Instructions to follow: Copy, from the entries below, each line in which the string "locks" appears.

-- Begin --

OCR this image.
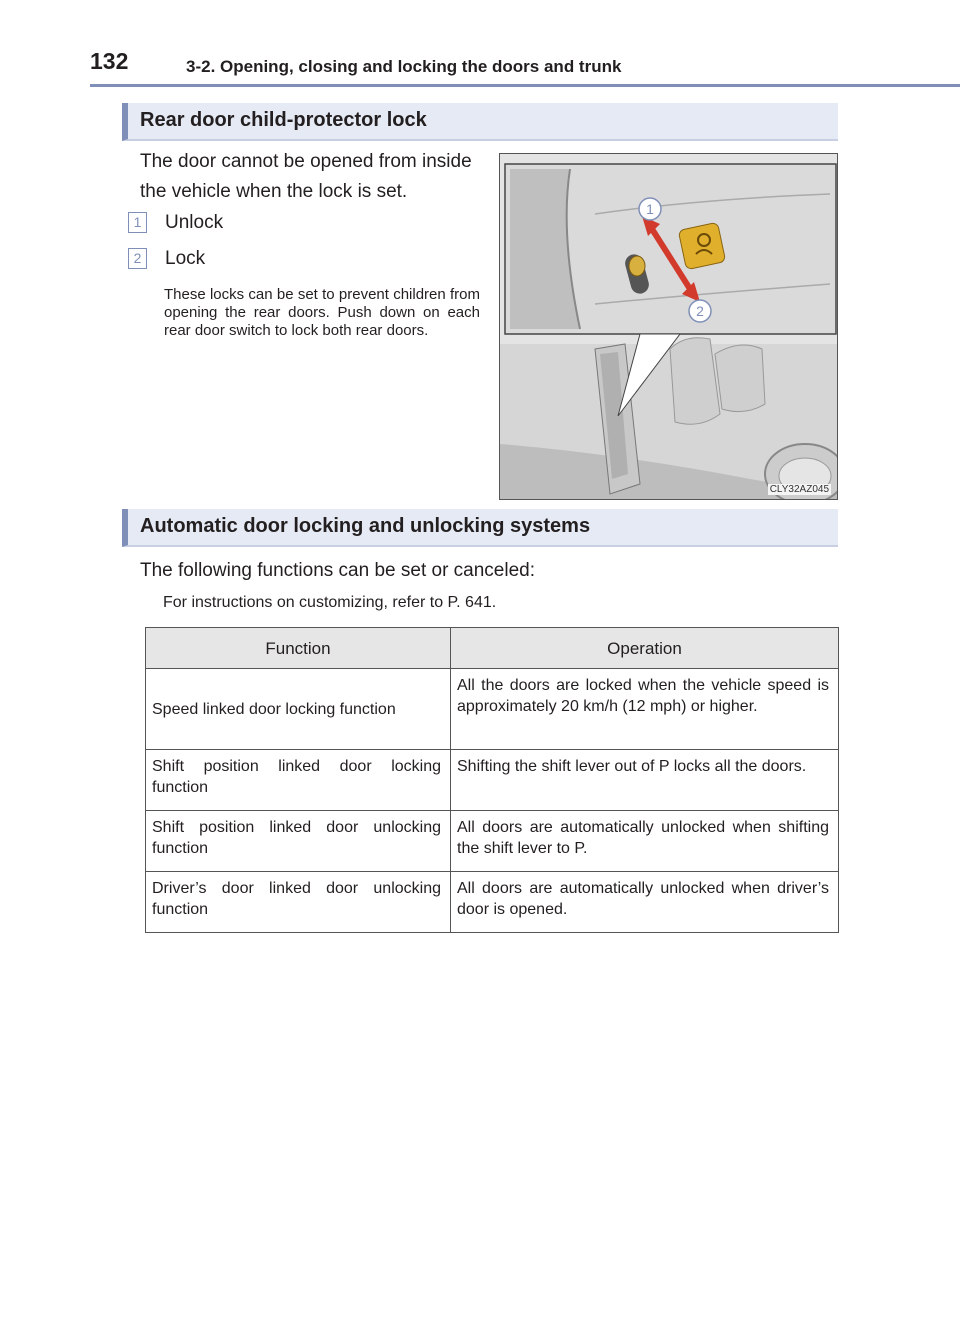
132	3-2. Opening, closing and locking the doors and trunk
Rear door child-protector lock
The door cannot be opened from inside
the vehicle when the lock is set.
1 Unlock
2 Lock
These locks can be set to prevent children from opening the rear doors. Push down on each rear door switch to lock both rear doors.
1
2
CLY32AZ045
Automatic door locking and unlocking systems
The following functions can be set or canceled:
For instructions on customizing, refer to P. 641.
Function	Operation
Speed linked door locking function	All the doors are locked when the vehicle speed is approximately 20 km/h (12 mph) or higher.
Shift position linked door locking function	Shifting the shift lever out of P locks all the doors.
Shift position linked door unlocking function	All doors are automatically unlocked when shifting the shift lever to P.
Driver’s door linked door unlocking function	All doors are automatically unlocked when driver’s door is opened.
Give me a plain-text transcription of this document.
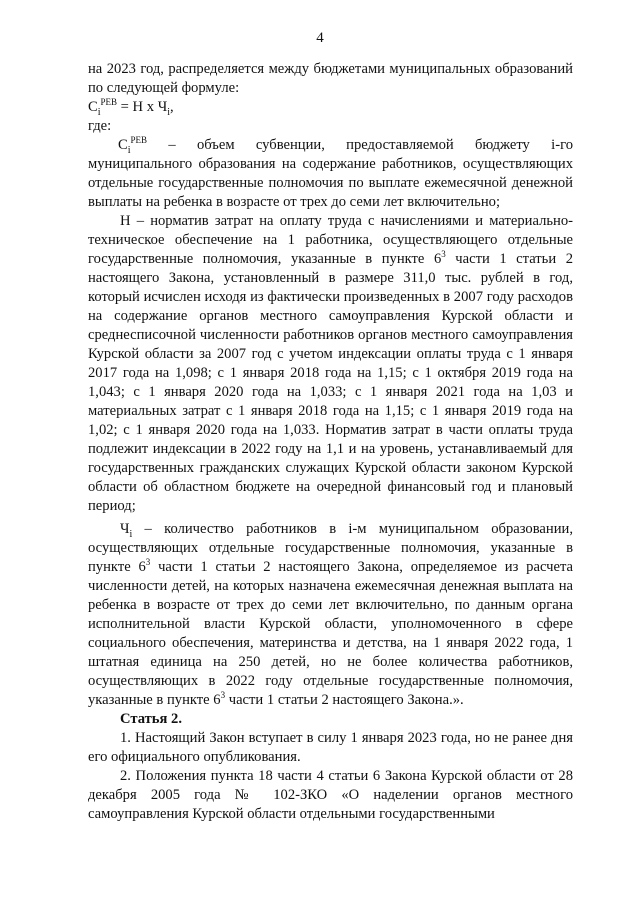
4

на 2023 год, распределяется между бюджетами муниципальных образований по следующей формуле:

$C_i^{РЕВ} = Н$ х $Ч_i$,

где:

$C_i^{РЕВ}$ – объем субвенции, предоставляемой бюджету i-го муниципального образования на содержание работников, осуществляющих отдельные государственные полномочия по выплате ежемесячной денежной выплаты на ребенка в возрасте от трех до семи лет включительно;

Н – норматив затрат на оплату труда с начислениями и материально-техническое обеспечение на 1 работника, осуществляющего отдельные государственные полномочия, указанные в пункте $6^3$ части 1 статьи 2 настоящего Закона, установленный в размере 311,0 тыс. рублей в год, который исчислен исходя из фактически произведенных в 2007 году расходов на содержание органов местного самоуправления Курской области и среднесписочной численности работников органов местного самоуправления Курской области за 2007 год с учетом индексации оплаты труда с 1 января 2017 года на 1,098; с 1 января 2018 года на 1,15; с 1 октября 2019 года на 1,043; с 1 января 2020 года на 1,033; с 1 января 2021 года на 1,03 и материальных затрат с 1 января 2018 года на 1,15; с 1 января 2019 года на 1,02; с 1 января 2020 года на 1,033. Норматив затрат в части оплаты труда подлежит индексации в 2022 году на 1,1 и на уровень, устанавливаемый для государственных гражданских служащих Курской области законом Курской области об областном бюджете на очередной финансовый год и плановый период;

$Ч_i$ – количество работников в i-м муниципальном образовании, осуществляющих отдельные государственные полномочия, указанные в пункте $6^3$ части 1 статьи 2 настоящего Закона, определяемое из расчета численности детей, на которых назначена ежемесячная денежная выплата на ребенка в возрасте от трех до семи лет включительно, по данным органа исполнительной власти Курской области, уполномоченного в сфере социального обеспечения, материнства и детства, на 1 января 2022 года, 1 штатная единица на 250 детей, но не более количества работников, осуществляющих в 2022 году отдельные государственные полномочия, указанные в пункте $6^3$ части 1 статьи 2 настоящего Закона.».

Статья 2.

1. Настоящий Закон вступает в силу 1 января 2023 года, но не ранее дня его официального опубликования.

2. Положения пункта 18 части 4 статьи 6 Закона Курской области от 28 декабря 2005 года № 102-ЗКО «О наделении органов местного самоуправления Курской области отдельными государственными
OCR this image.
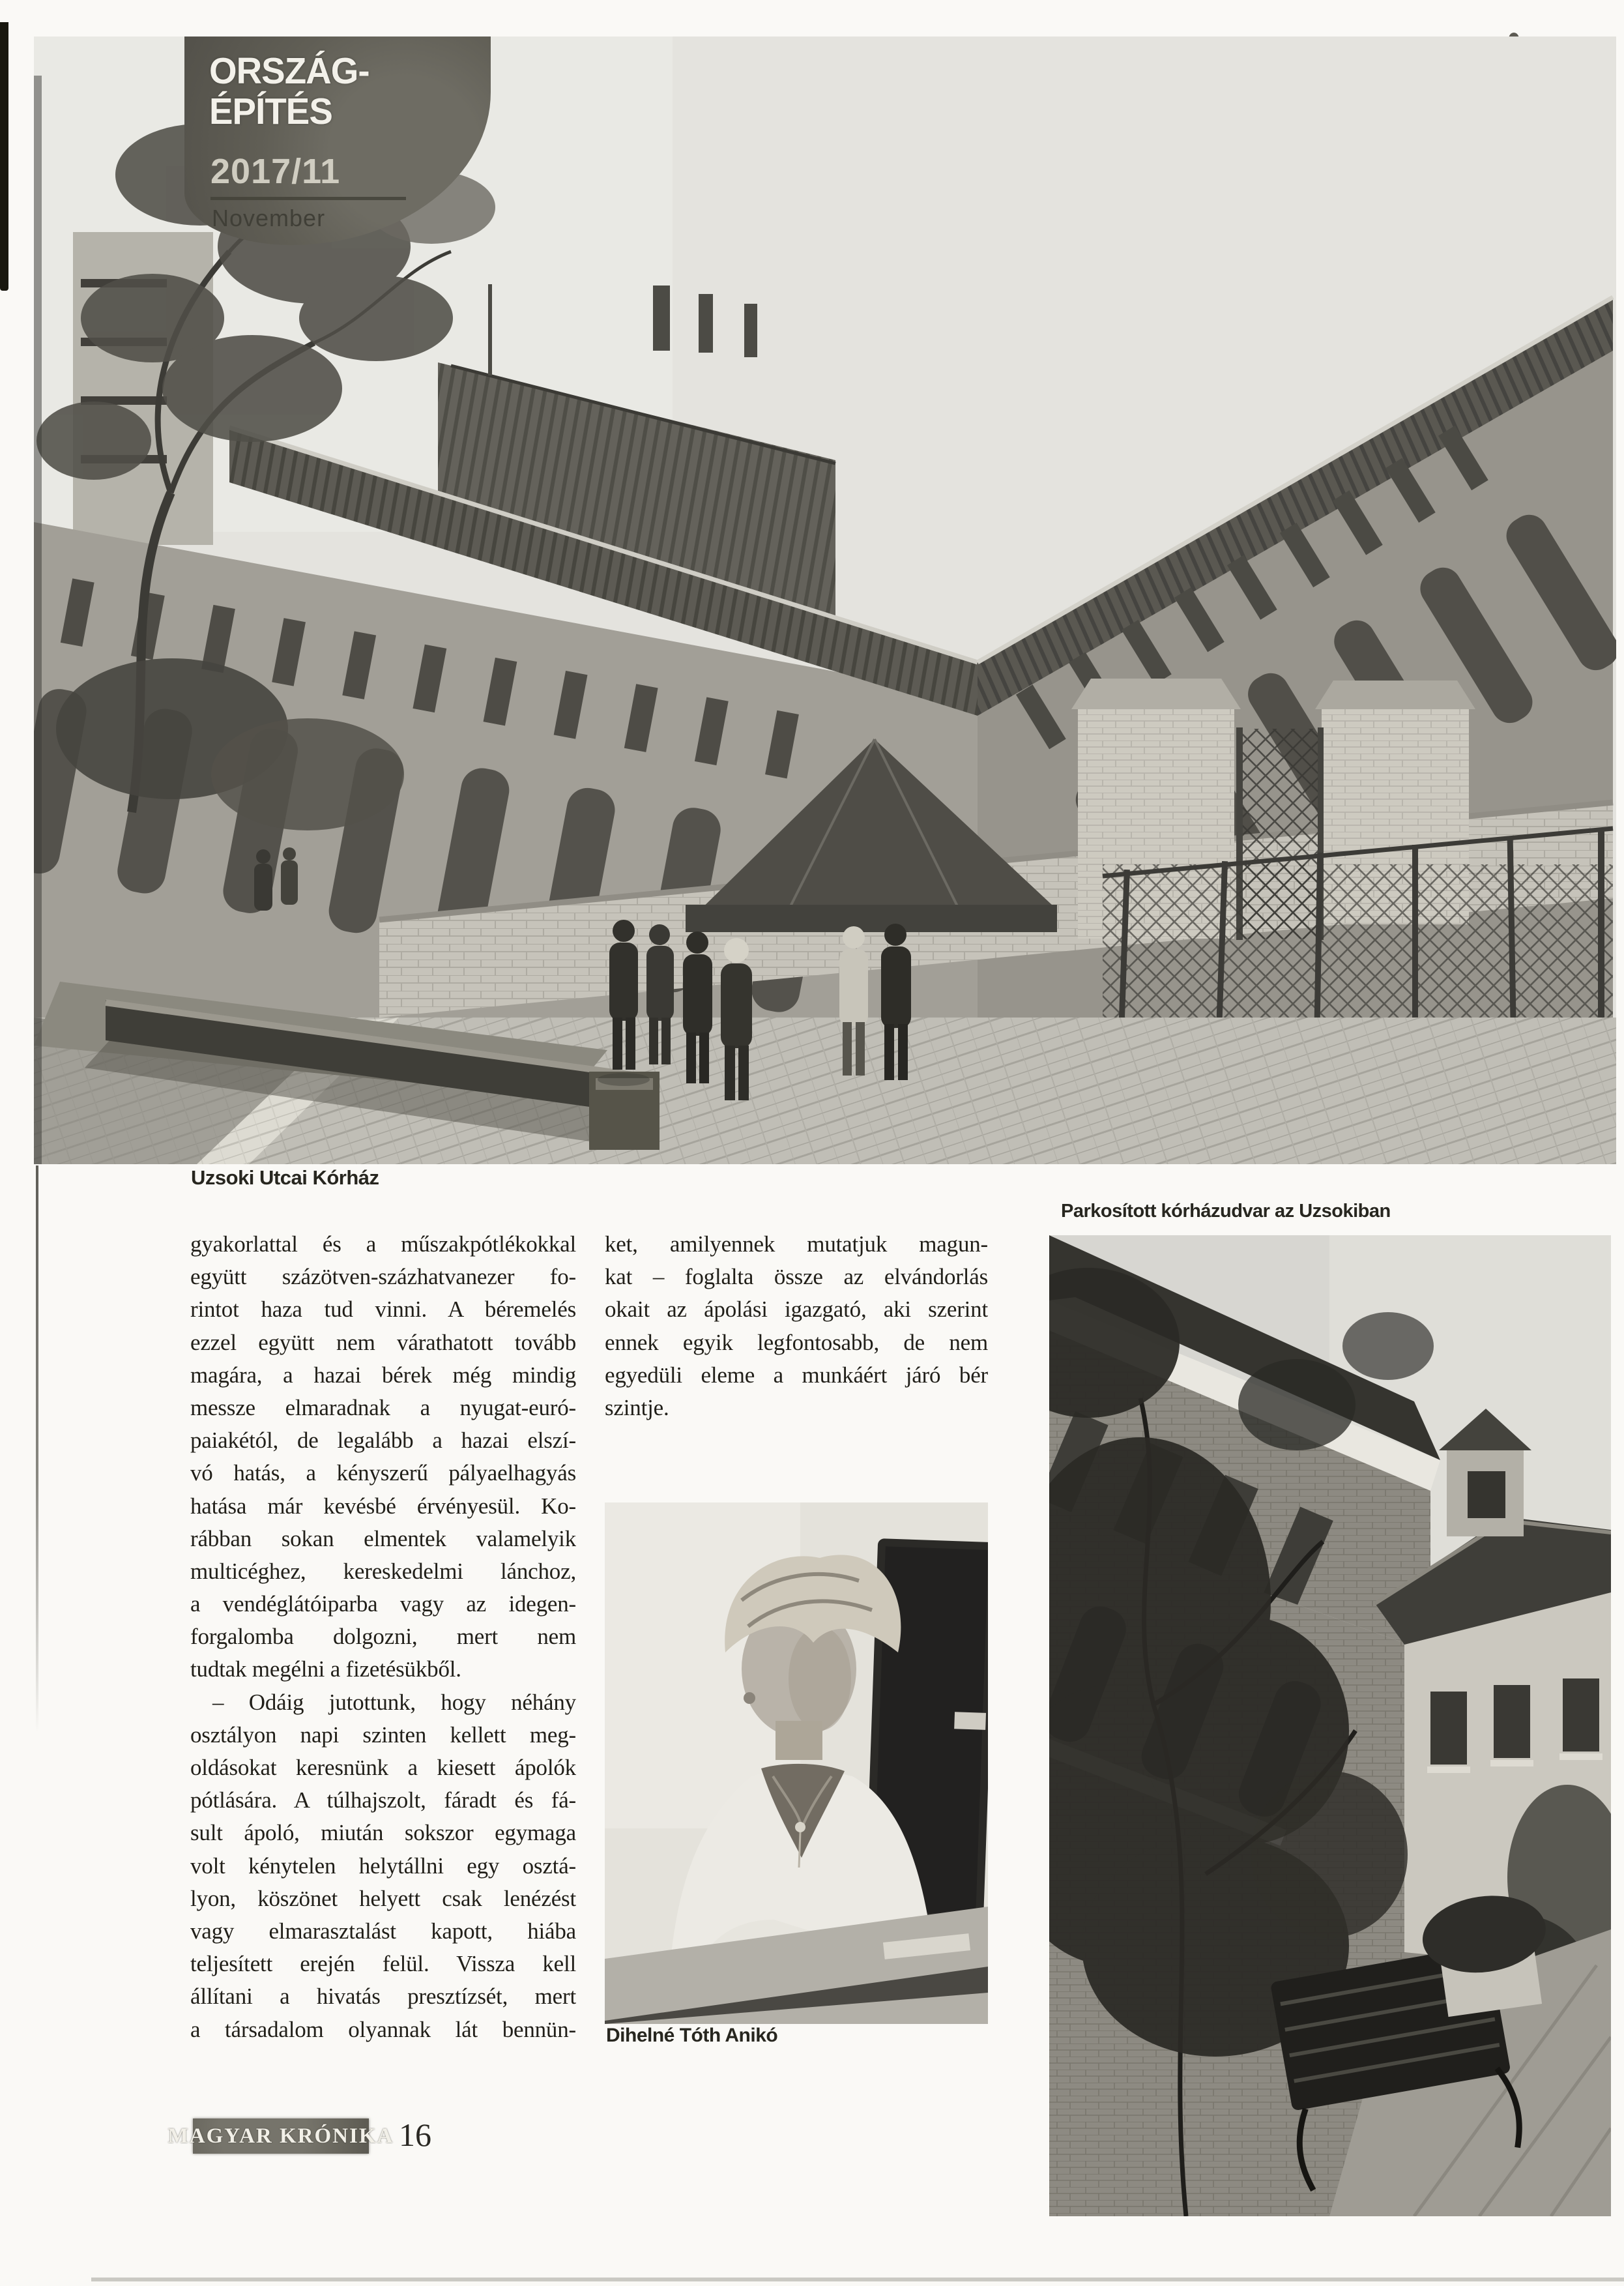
ORSZÁG-
ÉPÍTÉS
2017/11
November
Uzsoki Utcai Kórház
Parkosított kórházudvar az Uzsokiban
gyakorlattal és a műszakpótlékokkal
együtt százötven-százhatvanezer fo-
rintot haza tud vinni. A béremelés
ezzel együtt nem várathatott tovább
magára, a hazai bérek még mindig
messze elmaradnak a nyugat-euró-
paiakétól, de legalább a hazai elszí-
vó hatás, a kényszerű pályaelhagyás
hatása már kevésbé érvényesül. Ko-
rábban sokan elmentek valamelyik
multicéghez, kereskedelmi lánchoz,
a vendéglátóiparba vagy az idegen-
forgalomba dolgozni, mert nem
tudtak megélni a fizetésükből.
– Odáig jutottunk, hogy néhány
osztályon napi szinten kellett meg-
oldásokat keresnünk a kiesett ápolók
pótlására. A túlhajszolt, fáradt és fá-
sult ápoló, miután sokszor egymaga
volt kénytelen helytállni egy osztá-
lyon, köszönet helyett csak lenézést
vagy elmarasztalást kapott, hiába
teljesített erején felül. Vissza kell
állítani a hivatás presztízsét, mert
a társadalom olyannak lát bennün-
ket, amilyennek mutatjuk magun-
kat – foglalta össze az elvándorlás
okait az ápolási igazgató, aki szerint
ennek egyik legfontosabb, de nem
egyedüli eleme a munkáért járó bér
szintje.
Dihelné Tóth Anikó
MAGYAR KRÓNIKA 16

-- End --

Reply:
These locks can be set to prevent children from opening the rear doors. Push down on each rear door switch to lock both rear doors.
Shift position linked door locking function	Shifting the shift lever out of P locks all the doors.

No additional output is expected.